For the records below, say how many lines contain the string "Krishna". Give the number only.

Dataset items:
........
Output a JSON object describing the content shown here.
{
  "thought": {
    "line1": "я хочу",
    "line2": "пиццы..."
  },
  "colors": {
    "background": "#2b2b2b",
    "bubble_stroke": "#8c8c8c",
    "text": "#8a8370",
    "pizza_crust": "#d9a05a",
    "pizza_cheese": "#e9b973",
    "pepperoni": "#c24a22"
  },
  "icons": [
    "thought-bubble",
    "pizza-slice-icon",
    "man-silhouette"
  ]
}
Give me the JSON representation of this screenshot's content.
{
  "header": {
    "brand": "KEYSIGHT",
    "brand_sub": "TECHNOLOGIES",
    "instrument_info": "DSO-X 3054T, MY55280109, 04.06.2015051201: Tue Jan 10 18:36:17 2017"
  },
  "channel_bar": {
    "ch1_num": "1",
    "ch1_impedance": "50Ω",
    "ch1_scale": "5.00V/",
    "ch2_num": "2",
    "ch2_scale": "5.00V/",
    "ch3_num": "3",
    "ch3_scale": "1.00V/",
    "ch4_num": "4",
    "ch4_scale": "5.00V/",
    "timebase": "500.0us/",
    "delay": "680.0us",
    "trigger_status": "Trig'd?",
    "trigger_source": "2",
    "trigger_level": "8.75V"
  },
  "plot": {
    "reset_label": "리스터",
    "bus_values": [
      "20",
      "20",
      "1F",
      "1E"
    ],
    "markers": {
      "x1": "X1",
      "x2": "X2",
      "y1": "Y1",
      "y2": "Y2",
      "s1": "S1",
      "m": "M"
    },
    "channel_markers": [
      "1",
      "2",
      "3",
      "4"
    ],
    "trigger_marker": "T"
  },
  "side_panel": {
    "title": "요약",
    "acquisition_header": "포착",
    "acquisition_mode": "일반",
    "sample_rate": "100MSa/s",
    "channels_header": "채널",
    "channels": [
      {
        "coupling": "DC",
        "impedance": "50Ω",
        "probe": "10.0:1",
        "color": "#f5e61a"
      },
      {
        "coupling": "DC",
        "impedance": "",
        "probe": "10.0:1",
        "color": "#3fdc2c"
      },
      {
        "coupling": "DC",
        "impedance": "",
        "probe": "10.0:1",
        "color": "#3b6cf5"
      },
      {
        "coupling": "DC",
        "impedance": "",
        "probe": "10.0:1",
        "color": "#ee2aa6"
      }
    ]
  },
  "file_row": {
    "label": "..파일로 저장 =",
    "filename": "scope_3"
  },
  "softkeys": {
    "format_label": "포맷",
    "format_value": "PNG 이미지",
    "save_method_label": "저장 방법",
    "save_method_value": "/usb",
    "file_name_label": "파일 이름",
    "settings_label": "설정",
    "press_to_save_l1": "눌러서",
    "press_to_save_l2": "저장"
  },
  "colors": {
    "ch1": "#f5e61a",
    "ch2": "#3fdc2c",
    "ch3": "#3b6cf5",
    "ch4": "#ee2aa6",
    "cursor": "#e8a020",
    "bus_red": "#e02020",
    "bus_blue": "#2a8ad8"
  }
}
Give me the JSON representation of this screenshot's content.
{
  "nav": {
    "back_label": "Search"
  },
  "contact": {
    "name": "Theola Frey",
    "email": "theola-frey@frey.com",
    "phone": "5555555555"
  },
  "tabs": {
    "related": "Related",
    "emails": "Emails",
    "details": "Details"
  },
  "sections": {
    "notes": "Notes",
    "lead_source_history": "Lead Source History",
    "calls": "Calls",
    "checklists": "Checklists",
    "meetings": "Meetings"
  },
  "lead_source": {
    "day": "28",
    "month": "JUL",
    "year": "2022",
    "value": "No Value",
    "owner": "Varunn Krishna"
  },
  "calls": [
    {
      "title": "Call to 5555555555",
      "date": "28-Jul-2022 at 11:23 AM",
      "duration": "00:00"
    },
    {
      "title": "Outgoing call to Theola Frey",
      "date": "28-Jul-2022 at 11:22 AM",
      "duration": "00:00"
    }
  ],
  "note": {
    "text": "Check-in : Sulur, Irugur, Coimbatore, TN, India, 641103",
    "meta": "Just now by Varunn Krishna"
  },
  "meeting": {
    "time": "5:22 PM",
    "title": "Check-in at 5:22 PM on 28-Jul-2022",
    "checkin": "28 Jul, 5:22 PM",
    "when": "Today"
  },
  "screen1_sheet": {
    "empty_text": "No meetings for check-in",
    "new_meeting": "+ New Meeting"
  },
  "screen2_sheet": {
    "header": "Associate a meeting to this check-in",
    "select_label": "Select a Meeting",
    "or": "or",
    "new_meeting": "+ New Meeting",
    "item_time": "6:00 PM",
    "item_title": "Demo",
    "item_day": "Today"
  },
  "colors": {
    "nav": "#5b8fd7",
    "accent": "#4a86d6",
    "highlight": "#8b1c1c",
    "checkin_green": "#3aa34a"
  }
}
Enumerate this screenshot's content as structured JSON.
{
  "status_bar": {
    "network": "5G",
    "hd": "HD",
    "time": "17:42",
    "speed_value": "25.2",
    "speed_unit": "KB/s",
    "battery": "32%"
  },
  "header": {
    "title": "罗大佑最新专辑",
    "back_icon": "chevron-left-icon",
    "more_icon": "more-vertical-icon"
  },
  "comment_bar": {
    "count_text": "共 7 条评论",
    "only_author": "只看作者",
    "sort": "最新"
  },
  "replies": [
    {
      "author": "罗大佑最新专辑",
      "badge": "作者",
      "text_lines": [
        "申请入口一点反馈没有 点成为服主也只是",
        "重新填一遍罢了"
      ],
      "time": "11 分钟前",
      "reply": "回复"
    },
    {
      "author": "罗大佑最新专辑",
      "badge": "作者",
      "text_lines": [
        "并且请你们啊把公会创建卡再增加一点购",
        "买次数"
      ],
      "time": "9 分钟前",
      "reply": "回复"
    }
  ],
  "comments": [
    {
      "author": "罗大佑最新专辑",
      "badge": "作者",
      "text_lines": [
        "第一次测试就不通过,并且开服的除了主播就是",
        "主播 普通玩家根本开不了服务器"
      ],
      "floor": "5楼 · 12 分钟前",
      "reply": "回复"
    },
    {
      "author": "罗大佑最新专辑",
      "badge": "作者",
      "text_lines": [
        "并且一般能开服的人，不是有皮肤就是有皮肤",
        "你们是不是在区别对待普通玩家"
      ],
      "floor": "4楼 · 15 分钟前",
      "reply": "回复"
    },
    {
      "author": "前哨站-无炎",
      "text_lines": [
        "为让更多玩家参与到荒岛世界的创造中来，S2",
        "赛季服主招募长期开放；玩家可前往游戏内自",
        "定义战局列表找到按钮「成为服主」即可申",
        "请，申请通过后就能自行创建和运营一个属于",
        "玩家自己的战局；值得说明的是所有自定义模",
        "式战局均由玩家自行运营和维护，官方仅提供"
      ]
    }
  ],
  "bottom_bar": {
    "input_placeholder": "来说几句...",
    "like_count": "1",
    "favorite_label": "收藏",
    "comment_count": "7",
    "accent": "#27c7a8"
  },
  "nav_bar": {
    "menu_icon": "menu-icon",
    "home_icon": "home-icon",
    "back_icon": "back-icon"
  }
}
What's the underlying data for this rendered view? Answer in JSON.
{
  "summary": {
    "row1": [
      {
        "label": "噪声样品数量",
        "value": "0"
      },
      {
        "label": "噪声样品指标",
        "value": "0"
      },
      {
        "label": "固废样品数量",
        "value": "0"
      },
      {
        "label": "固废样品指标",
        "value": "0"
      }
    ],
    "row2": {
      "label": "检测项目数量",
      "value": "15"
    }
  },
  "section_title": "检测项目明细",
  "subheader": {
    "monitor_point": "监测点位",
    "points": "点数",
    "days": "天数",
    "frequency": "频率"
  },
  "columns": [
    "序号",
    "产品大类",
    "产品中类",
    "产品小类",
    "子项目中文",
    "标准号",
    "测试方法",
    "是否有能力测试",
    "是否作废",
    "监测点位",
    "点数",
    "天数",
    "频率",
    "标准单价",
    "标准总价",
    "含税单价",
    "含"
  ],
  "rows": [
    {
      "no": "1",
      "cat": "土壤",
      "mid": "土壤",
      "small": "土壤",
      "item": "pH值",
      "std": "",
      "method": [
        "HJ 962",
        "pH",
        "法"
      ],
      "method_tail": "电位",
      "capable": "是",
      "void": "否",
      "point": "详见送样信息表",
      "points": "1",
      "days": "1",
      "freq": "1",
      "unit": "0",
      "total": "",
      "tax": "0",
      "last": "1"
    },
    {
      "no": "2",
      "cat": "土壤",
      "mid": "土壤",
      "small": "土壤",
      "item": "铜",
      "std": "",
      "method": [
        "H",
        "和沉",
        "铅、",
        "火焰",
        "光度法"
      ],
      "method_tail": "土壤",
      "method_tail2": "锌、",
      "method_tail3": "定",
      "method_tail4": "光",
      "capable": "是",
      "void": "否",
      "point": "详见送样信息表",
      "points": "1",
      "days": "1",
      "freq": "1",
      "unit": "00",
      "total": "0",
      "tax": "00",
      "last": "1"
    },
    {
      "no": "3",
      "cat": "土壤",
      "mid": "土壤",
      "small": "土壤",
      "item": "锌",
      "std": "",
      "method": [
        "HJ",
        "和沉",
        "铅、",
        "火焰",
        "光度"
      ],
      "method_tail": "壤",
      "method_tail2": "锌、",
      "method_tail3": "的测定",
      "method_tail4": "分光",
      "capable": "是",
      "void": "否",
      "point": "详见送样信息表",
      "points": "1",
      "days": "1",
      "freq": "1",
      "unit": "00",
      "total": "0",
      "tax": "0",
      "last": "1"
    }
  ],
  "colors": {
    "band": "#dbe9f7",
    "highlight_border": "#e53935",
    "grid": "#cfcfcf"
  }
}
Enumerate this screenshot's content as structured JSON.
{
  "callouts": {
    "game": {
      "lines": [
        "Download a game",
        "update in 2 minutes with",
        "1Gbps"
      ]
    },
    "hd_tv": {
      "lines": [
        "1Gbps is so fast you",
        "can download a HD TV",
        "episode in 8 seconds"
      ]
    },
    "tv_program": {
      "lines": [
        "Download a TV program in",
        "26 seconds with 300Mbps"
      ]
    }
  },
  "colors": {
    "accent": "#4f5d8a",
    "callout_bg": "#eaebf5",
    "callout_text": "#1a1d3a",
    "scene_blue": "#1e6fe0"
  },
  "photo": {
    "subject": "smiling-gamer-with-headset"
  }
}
........
THE REPLY
2